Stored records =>
^^^^^^^^^^^^^^^^

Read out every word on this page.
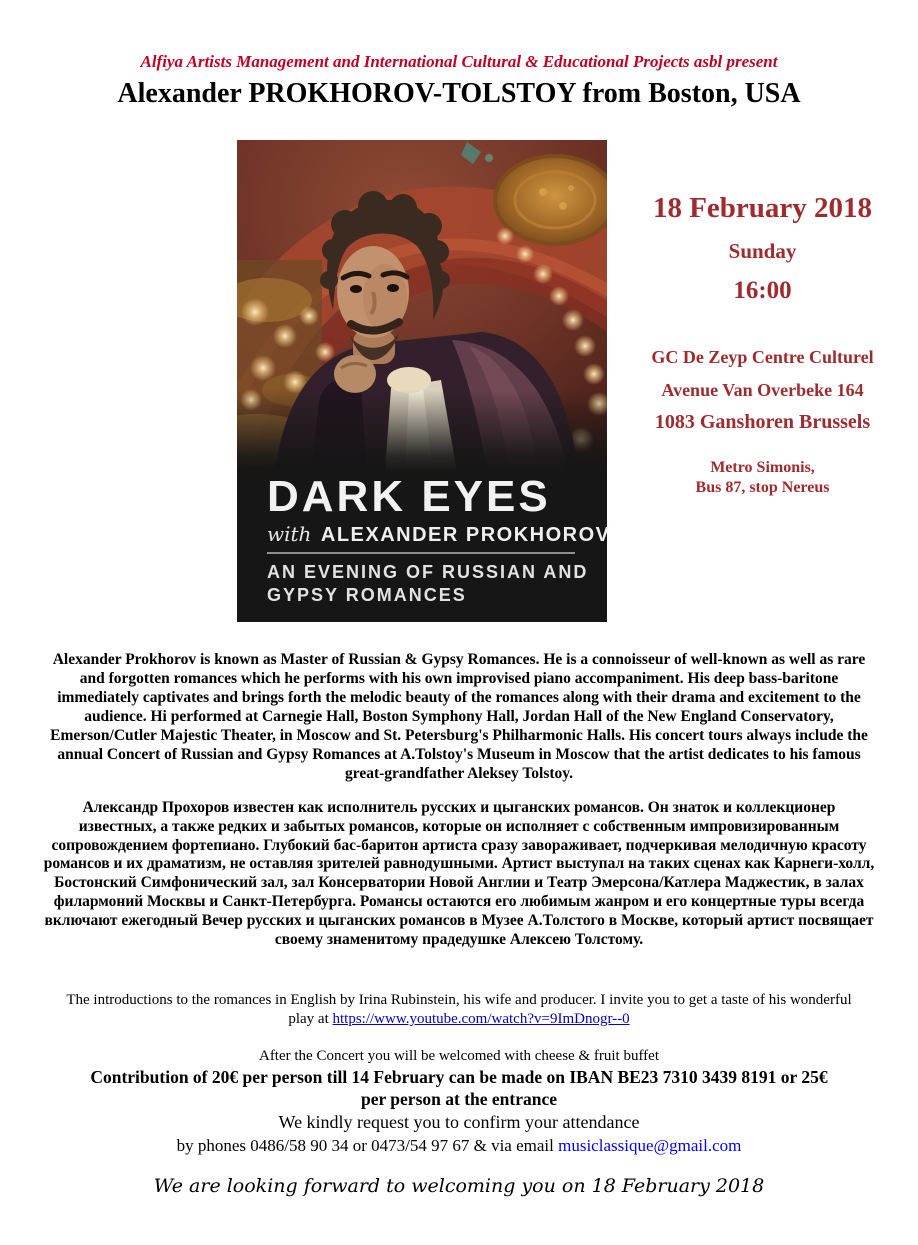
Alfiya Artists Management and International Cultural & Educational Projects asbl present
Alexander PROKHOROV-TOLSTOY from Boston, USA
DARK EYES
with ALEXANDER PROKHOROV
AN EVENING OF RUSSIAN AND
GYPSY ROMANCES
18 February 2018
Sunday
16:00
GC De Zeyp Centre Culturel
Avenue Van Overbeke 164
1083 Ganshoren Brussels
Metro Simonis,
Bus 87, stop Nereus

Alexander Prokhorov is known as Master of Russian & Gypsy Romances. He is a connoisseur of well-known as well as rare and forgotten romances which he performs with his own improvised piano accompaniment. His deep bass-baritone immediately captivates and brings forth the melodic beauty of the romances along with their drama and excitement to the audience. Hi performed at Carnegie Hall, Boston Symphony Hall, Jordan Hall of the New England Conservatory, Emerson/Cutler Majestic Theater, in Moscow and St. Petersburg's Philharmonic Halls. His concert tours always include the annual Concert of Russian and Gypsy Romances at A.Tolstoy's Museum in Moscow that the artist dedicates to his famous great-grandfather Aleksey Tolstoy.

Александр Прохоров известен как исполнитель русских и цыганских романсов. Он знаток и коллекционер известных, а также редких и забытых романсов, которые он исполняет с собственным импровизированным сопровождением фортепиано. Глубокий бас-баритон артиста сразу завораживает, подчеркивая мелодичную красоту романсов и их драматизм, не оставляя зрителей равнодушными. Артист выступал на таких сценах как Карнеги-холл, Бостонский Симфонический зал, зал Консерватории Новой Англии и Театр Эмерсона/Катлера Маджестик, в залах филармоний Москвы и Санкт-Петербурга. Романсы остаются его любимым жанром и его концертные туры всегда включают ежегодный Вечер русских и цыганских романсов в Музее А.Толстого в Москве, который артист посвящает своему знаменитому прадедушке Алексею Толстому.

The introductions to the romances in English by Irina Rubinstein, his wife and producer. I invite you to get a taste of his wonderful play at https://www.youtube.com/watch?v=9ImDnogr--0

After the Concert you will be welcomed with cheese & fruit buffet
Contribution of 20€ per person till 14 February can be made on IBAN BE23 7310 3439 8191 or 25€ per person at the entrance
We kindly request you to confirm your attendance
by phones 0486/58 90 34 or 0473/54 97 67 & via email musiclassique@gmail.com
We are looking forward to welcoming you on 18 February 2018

^^^^^^^^^^^^^^^^

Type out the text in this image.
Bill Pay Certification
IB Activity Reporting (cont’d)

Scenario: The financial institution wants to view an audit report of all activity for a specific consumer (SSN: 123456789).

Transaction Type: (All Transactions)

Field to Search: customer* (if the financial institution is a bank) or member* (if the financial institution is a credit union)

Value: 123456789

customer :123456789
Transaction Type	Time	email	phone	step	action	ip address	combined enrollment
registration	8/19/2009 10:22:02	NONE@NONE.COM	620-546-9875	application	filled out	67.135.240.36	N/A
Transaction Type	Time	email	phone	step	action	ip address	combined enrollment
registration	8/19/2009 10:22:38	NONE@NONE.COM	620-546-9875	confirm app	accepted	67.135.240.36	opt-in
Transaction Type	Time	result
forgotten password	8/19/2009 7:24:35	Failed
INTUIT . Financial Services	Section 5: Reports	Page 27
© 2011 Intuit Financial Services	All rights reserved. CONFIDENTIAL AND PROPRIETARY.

^^^^^^^^^^^^^^^^

Exercise goal => Which lines include the word "registration"? Copy every one of them.

Response to the exercise =>
registration	8/19/2009 10:22:02	NONE@NONE.COM	620-546-9875	application	filled out	67.135.240.36	N/A
registration	8/19/2009 10:22:38	NONE@NONE.COM	620-546-9875	confirm app	accepted	67.135.240.36	opt-in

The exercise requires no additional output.